Written instruction = Keep only the lines that hold the string "AFCL", filtering out the rest of the entries below.

Recorded data =
------------------------------------------------------------
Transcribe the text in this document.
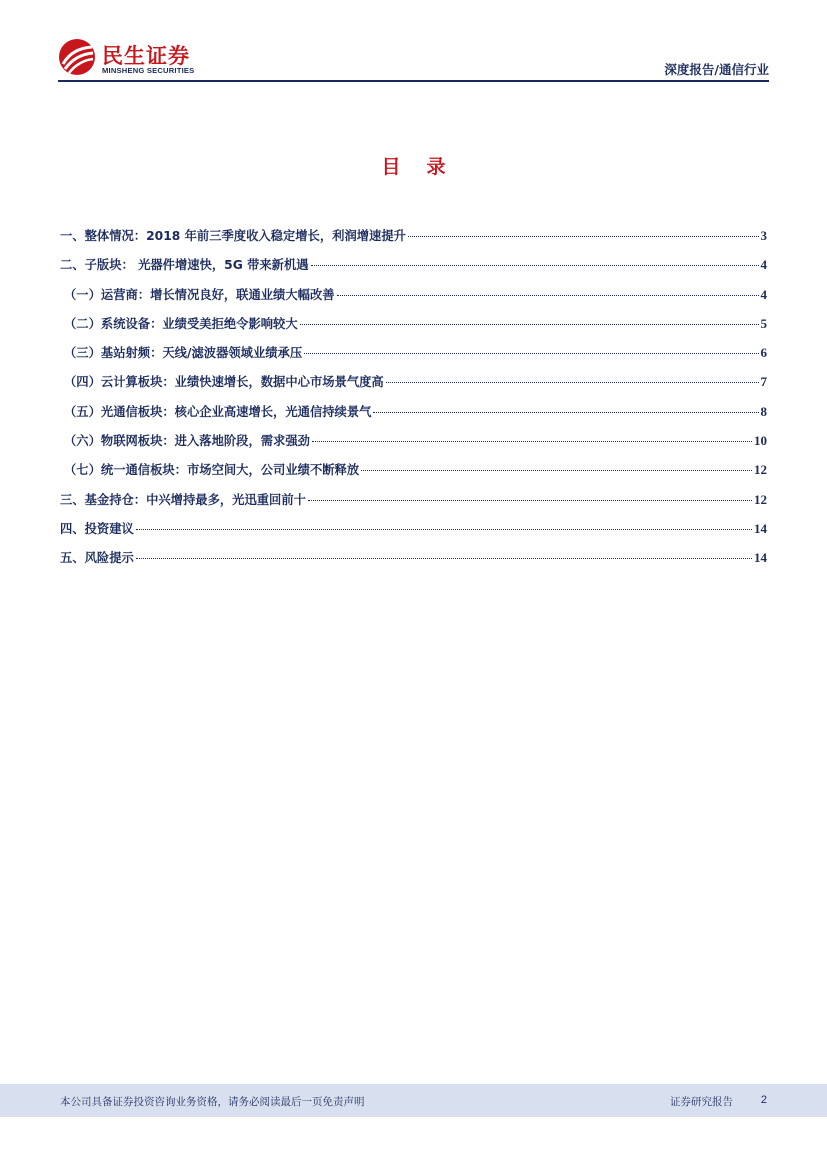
民生证券
MINSHENG SECURITIES	深度报告/通信行业
目录
一、整体情况：2018 年前三季度收入稳定增长，利润增速提升	3
二、子版块： 光器件增速快，5G 带来新机遇	4
（一）运营商：增长情况良好，联通业绩大幅改善	4
（二）系统设备：业绩受美拒绝令影响较大	5
（三）基站射频：天线/滤波器领域业绩承压	6
（四）云计算板块：业绩快速增长，数据中心市场景气度高	7
（五）光通信板块：核心企业高速增长，光通信持续景气	8
（六）物联网板块：进入落地阶段，需求强劲	10
（七）统一通信板块：市场空间大，公司业绩不断释放	12
三、基金持仓：中兴增持最多，光迅重回前十	12
四、投资建议	14
五、风险提示	14
本公司具备证券投资咨询业务资格，请务必阅读最后一页免责声明	证券研究报告	2
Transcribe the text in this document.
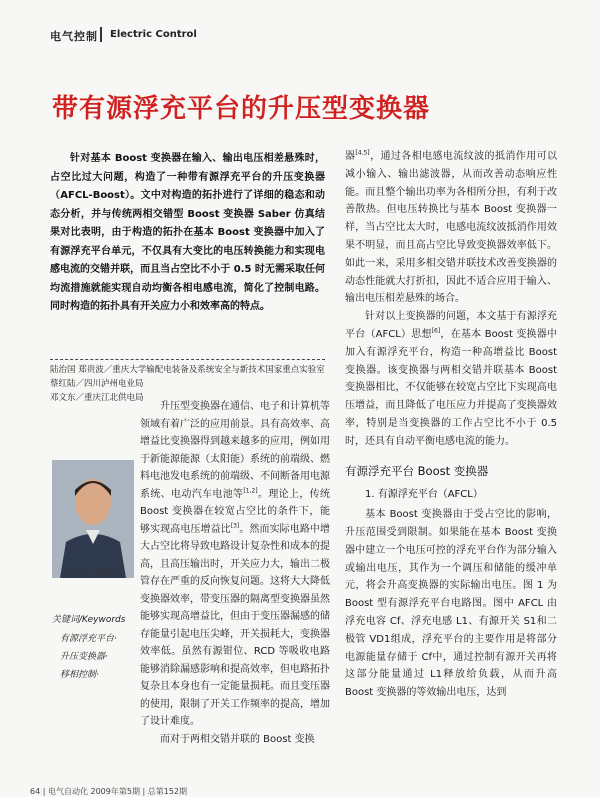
电气控制 Electric Control
带有源浮充平台的升压型变换器
针对基本 Boost 变换器在输入、输出电压相差悬殊时，占空比过大问题，构造了一种带有源浮充平台的升压变换器（AFCL-Boost）。文中对构造的拓扑进行了详细的稳态和动态分析，并与传统两相交错型 Boost 变换器 Saber 仿真结果对比表明，由于构造的拓扑在基本 Boost 变换器中加入了有源浮充平台单元，不仅具有大变比的电压转换能力和实现电感电流的交错并联，而且当占空比不小于 0.5 时无需采取任何均流措施就能实现自动均衡各相电感电流，简化了控制电路。同时构造的拓扑具有开关应力小和效率高的特点。
陆治国 郑贵波／重庆大学输配电装备及系统安全与新技术国家重点实验室
蔡红陆／四川泸州电业局
邓文东／重庆江北供电局
陆治国／副教授
关键词/Keywords
有源浮充平台·
升压变换器·
移相控制·

升压型变换器在通信、电子和计算机等领域有着广泛的应用前景。具有高效率、高增益比变换器得到越来越多的应用，例如用于新能源能源（太阳能）系统的前端级、燃料电池发电系统的前端级、不间断备用电源系统、电动汽车电池等[1,2]。理论上，传统 Boost 变换器在较宽占空比的条件下，能够实现高电压增益比[3]。然而实际电路中增大占空比将导致电路设计复杂性和成本的提高，且高压输出时，开关应力大，输出二极管存在严重的反向恢复问题。这将大大降低变换器效率，带变压器的隔离型变换器虽然能够实现高增益比，但由于变压器漏感的储存能量引起电压尖峰，开关损耗大，变换器效率低。虽然有源钳位、RCD 等吸收电路能够消除漏感影响和提高效率，但电路拓扑复杂且本身也有一定能量损耗。而且变压器的使用，限制了开关工作频率的提高，增加了设计难度。

而对于两相交错并联的 Boost 变换

器[4,5]，通过各相电感电流纹波的抵消作用可以减小输入、输出滤波器，从而改善动态响应性能。而且整个输出功率为各相所分担，有利于改善散热。但电压转换比与基本 Boost 变换器一样，当占空比太大时，电感电流纹波抵消作用效果不明显，而且高占空比导致变换器效率低下。如此一来，采用多相交错并联技术改善变换器的动态性能就大打折扣，因此不适合应用于输入、输出电压相差悬殊的场合。

针对以上变换器的问题，本文基于有源浮充平台（AFCL）思想[6]，在基本 Boost 变换器中加入有源浮充平台，构造一种高增益比 Boost 变换器。该变换器与两相交错并联基本 Boost 变换器相比，不仅能够在较宽占空比下实现高电压增益，而且降低了电压应力并提高了变换器效率，特别是当变换器的工作占空比不小于 0.5 时，还具有自动平衡电感电流的能力。

有源浮充平台 Boost 变换器
1. 有源浮充平台（AFCL）

基本 Boost 变换器由于受占空比的影响，升压范围受到限制。如果能在基本 Boost 变换器中建立一个电压可控的浮充平台作为部分输入或输出电压，其作为一个调压和储能的缓冲单元，将会升高变换器的实际输出电压。图 1 为 Boost 型有源浮充平台电路图。图中 AFCL 由浮充电容 Cf、浮充电感 L1、有源开关 S1和二极管 VD1组成，浮充平台的主要作用是将部分电源能量存储于 Cf中，通过控制有源开关再将这部分能量通过 L1释放给负载，从而升高 Boost 变换器的等效输出电压，达到

64 | 电气自动化 2009年第5期 | 总第152期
------------------------------------------------------------
The response =
针对基本 Boost 变换器在输入、输出电压相差悬殊时，占空比过大问题，构造了一种带有源浮充平台的升压变换器（AFCL-Boost）。文中对构造的拓扑进行了详细的稳态和动态分析，并与传统两相交错型 Boost 变换器 Saber 仿真结果对比表明，由于构造的拓扑在基本 Boost 变换器中加入了有源浮充平台单元，不仅具有大变比的电压转换能力和实现电感电流的交错并联，而且当占空比不小于 0.5 时无需采取任何均流措施就能实现自动均衡各相电感电流，简化了控制电路。同时构造的拓扑具有开关应力小和效率高的特点。
针对以上变换器的问题，本文基于有源浮充平台（AFCL）思想[6]，在基本 Boost 变换器中加入有源浮充平台，构造一种高增益比 Boost 变换器。该变换器与两相交错并联基本 Boost 变换器相比，不仅能够在较宽占空比下实现高电压增益，而且降低了电压应力并提高了变换器效率，特别是当变换器的工作占空比不小于 0.5 时，还具有自动平衡电感电流的能力。
1. 有源浮充平台（AFCL）
基本 Boost 变换器由于受占空比的影响，升压范围受到限制。如果能在基本 Boost 变换器中建立一个电压可控的浮充平台作为部分输入或输出电压，其作为一个调压和储能的缓冲单元，将会升高变换器的实际输出电压。图 1 为 Boost 型有源浮充平台电路图。图中 AFCL 由浮充电容 Cf、浮充电感 L1、有源开关 S1和二极管 VD1组成，浮充平台的主要作用是将部分电源能量存储于 Cf中，通过控制有源开关再将这部分能量通过 L1释放给负载，从而升高 Boost 变换器的等效输出电压，达到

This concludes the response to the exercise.